(Dataset items)
[BEGIN]

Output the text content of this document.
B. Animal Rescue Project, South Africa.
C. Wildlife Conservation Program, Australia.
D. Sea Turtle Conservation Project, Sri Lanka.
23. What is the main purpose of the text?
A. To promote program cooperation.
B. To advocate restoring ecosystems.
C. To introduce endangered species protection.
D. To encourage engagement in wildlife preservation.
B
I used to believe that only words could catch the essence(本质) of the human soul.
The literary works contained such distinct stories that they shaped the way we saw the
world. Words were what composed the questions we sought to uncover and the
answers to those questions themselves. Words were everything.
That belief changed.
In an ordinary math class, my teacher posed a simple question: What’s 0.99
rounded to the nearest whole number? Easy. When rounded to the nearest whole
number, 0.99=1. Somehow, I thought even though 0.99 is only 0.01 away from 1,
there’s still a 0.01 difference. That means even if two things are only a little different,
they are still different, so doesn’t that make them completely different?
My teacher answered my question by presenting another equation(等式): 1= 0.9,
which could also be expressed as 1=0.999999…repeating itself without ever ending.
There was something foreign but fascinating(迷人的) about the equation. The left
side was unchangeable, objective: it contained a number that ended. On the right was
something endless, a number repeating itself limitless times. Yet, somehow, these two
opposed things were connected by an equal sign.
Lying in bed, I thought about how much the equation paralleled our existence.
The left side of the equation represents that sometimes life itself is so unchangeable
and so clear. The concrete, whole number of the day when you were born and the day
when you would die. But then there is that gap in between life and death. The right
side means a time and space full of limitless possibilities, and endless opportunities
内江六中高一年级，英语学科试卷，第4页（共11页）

[END]
[BEGIN]

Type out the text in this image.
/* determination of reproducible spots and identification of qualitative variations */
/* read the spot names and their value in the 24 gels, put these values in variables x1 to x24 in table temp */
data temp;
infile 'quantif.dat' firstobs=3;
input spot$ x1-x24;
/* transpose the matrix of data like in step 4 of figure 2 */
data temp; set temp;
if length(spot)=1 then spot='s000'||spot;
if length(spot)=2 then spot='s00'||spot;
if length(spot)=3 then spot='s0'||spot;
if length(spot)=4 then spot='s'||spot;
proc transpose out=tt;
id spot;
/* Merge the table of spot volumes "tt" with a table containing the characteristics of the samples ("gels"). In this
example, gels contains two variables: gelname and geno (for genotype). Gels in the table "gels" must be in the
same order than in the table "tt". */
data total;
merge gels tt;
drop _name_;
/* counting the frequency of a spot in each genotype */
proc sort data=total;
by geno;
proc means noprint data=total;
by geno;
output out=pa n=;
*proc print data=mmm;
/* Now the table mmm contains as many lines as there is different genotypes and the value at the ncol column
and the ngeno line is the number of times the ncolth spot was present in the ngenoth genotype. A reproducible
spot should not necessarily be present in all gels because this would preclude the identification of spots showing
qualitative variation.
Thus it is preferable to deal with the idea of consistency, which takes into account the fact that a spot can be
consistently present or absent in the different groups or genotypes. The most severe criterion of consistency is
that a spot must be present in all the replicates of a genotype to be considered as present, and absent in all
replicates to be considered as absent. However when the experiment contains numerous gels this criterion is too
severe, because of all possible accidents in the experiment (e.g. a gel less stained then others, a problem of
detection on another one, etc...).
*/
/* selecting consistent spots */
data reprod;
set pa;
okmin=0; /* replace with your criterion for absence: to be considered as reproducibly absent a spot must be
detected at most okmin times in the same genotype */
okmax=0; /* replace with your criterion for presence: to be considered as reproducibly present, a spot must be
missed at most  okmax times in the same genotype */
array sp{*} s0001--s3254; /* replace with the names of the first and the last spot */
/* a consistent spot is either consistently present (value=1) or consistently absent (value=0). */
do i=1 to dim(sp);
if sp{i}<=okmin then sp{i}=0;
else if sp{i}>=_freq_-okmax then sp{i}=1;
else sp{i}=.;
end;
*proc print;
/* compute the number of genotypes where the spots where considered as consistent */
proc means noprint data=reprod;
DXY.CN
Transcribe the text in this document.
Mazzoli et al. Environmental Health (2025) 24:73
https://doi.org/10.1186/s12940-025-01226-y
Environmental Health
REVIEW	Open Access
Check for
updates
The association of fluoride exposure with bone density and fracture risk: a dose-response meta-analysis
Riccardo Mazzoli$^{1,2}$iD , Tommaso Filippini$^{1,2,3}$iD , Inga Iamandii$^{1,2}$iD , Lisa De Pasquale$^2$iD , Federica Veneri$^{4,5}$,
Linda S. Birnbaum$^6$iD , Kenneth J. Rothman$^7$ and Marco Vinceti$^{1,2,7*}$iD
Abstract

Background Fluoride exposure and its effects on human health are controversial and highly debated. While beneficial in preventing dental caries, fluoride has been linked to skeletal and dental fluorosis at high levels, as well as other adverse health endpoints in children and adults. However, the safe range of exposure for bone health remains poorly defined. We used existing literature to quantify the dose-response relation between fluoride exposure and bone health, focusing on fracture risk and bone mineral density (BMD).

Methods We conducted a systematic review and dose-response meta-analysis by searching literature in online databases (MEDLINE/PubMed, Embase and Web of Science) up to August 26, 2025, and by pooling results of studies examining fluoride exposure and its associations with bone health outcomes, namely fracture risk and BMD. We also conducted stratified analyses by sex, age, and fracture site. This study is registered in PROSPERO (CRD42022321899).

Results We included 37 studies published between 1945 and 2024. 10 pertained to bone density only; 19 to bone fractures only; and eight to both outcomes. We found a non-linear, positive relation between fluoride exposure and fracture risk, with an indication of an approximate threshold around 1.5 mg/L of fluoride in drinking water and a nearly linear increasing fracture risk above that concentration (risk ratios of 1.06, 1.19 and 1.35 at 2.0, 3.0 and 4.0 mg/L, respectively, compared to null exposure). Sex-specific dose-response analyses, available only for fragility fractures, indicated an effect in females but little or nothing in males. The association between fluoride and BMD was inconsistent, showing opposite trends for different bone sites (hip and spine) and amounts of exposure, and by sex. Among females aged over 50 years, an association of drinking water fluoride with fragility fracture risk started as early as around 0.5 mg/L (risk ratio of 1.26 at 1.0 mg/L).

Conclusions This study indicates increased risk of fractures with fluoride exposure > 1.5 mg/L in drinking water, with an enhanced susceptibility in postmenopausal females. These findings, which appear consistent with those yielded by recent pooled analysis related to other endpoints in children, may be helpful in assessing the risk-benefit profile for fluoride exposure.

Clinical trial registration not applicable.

[END]

- [Written instruction] In the entries above, locate every line with the word "replace" and copy it.

- [In response]
okmin=0; /* replace with your criterion for absence: to be considered as reproducibly absent a spot must be
okmax=0; /* replace with your criterion for presence: to be considered as reproducibly present, a spot must be
array sp{*} s0001--s3254; /* replace with the names of the first and the last spot */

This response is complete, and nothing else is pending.